--- begin Records for this exercise ---

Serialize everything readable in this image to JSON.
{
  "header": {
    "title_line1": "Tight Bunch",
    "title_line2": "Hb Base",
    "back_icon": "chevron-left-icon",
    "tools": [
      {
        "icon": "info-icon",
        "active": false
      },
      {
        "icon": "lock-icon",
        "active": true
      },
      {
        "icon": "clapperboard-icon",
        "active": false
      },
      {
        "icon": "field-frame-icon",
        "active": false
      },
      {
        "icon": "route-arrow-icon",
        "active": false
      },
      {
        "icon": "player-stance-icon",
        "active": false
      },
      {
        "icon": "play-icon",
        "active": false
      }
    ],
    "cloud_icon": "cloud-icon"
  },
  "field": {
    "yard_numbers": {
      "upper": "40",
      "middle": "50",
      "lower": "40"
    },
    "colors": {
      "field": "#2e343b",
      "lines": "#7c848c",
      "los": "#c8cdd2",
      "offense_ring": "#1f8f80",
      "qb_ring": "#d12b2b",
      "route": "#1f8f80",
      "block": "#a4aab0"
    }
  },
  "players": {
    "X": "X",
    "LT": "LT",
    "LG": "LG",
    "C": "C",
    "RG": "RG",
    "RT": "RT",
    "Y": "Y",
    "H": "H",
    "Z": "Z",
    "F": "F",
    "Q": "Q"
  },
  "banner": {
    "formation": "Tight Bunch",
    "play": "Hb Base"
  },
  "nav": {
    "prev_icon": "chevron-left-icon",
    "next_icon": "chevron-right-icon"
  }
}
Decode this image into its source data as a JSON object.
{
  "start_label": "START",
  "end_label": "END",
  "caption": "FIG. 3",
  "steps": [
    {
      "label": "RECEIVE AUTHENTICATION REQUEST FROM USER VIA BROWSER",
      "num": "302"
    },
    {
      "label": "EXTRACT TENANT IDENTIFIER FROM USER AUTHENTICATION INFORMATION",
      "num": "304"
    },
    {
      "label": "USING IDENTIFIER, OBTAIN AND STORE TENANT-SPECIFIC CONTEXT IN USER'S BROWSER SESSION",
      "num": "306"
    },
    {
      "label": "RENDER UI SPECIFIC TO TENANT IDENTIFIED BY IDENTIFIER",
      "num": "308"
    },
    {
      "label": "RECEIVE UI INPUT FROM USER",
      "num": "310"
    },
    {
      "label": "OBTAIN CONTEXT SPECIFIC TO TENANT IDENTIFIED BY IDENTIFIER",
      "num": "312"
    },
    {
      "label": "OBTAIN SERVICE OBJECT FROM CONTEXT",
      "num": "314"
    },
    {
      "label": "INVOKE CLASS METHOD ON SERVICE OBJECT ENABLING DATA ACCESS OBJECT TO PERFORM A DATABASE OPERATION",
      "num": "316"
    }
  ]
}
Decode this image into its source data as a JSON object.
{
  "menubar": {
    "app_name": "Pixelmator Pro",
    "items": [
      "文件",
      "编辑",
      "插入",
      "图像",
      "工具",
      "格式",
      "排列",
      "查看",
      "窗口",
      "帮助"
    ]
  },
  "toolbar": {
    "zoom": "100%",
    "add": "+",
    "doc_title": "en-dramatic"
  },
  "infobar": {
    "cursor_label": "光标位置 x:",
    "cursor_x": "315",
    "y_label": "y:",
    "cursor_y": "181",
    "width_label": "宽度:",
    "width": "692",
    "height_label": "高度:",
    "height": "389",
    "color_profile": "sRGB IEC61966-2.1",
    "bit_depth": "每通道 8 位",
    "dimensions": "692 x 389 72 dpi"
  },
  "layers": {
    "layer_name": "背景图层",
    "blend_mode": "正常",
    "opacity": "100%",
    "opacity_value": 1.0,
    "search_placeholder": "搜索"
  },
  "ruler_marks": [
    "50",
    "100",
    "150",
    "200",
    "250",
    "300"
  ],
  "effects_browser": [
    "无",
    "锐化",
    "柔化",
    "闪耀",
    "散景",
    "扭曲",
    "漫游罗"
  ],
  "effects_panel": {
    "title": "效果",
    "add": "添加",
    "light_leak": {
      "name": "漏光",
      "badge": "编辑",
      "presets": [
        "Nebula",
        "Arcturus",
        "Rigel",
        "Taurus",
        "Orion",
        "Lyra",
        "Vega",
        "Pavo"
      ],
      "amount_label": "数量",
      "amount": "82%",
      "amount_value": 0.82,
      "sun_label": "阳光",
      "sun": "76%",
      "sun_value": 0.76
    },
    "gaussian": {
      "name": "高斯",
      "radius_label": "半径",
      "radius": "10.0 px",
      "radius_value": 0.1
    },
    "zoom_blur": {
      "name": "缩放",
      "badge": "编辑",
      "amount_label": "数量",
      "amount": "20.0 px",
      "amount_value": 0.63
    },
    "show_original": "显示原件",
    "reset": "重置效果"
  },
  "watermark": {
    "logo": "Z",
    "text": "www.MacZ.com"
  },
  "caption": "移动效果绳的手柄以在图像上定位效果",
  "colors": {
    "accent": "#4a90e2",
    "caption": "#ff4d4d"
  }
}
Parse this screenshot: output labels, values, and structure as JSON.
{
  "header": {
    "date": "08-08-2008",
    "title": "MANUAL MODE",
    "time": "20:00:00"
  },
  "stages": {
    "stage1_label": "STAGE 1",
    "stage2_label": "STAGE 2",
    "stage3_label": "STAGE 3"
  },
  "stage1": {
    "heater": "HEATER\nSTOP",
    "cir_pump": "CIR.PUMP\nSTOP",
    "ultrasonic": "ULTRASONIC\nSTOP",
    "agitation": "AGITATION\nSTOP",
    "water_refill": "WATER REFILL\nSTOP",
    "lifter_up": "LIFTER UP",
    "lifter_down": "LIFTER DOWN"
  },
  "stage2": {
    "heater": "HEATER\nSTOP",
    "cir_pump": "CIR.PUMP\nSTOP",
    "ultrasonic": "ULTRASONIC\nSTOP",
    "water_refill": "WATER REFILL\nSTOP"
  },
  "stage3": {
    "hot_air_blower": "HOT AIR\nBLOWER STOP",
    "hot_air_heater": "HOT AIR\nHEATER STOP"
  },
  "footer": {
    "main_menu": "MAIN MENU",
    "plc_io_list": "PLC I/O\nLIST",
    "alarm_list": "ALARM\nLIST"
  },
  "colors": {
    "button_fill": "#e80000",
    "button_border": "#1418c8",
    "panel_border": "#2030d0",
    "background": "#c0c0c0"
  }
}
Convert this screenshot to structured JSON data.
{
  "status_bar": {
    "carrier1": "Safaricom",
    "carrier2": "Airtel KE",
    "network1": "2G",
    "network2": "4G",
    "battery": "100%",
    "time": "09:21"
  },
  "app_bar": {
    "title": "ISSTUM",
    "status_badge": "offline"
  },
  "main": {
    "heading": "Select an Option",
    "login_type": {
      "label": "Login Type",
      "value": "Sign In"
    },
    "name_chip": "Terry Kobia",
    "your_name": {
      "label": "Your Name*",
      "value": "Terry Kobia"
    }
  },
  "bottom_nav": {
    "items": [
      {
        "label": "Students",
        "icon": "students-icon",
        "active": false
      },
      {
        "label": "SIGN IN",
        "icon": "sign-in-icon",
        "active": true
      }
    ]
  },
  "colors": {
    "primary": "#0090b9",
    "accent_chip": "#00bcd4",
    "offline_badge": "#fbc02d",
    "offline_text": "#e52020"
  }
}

--- end Records for this exercise ---

Do this: In the entries above, take the line containing "Parse this screenshot: output" and each later line through the last, and repeat them exactly. Output nothing else.

Answer to this exercise:
Parse this screenshot: output labels, values, and structure as JSON.
{
  "header": {
    "date": "08-08-2008",
    "title": "MANUAL MODE",
    "time": "20:00:00"
  },
  "stages": {
    "stage1_label": "STAGE 1",
    "stage2_label": "STAGE 2",
    "stage3_label": "STAGE 3"
  },
  "stage1": {
    "heater": "HEATER\nSTOP",
    "cir_pump": "CIR.PUMP\nSTOP",
    "ultrasonic": "ULTRASONIC\nSTOP",
    "agitation": "AGITATION\nSTOP",
    "water_refill": "WATER REFILL\nSTOP",
    "lifter_up": "LIFTER UP",
    "lifter_down": "LIFTER DOWN"
  },
  "stage2": {
    "heater": "HEATER\nSTOP",
    "cir_pump": "CIR.PUMP\nSTOP",
    "ultrasonic": "ULTRASONIC\nSTOP",
    "water_refill": "WATER REFILL\nSTOP"
  },
  "stage3": {
    "hot_air_blower": "HOT AIR\nBLOWER STOP",
    "hot_air_heater": "HOT AIR\nHEATER STOP"
  },
  "footer": {
    "main_menu": "MAIN MENU",
    "plc_io_list": "PLC I/O\nLIST",
    "alarm_list": "ALARM\nLIST"
  },
  "colors": {
    "button_fill": "#e80000",
    "button_border": "#1418c8",
    "panel_border": "#2030d0",
    "background": "#c0c0c0"
  }
}
Convert this screenshot to structured JSON data.
{
  "status_bar": {
    "carrier1": "Safaricom",
    "carrier2": "Airtel KE",
    "network1": "2G",
    "network2": "4G",
    "battery": "100%",
    "time": "09:21"
  },
  "app_bar": {
    "title": "ISSTUM",
    "status_badge": "offline"
  },
  "main": {
    "heading": "Select an Option",
    "login_type": {
      "label": "Login Type",
      "value": "Sign In"
    },
    "name_chip": "Terry Kobia",
    "your_name": {
      "label": "Your Name*",
      "value": "Terry Kobia"
    }
  },
  "bottom_nav": {
    "items": [
      {
        "label": "Students",
        "icon": "students-icon",
        "active": false
      },
      {
        "label": "SIGN IN",
        "icon": "sign-in-icon",
        "active": true
      }
    ]
  },
  "colors": {
    "primary": "#0090b9",
    "accent_chip": "#00bcd4",
    "offline_badge": "#fbc02d",
    "offline_text": "#e52020"
  }
}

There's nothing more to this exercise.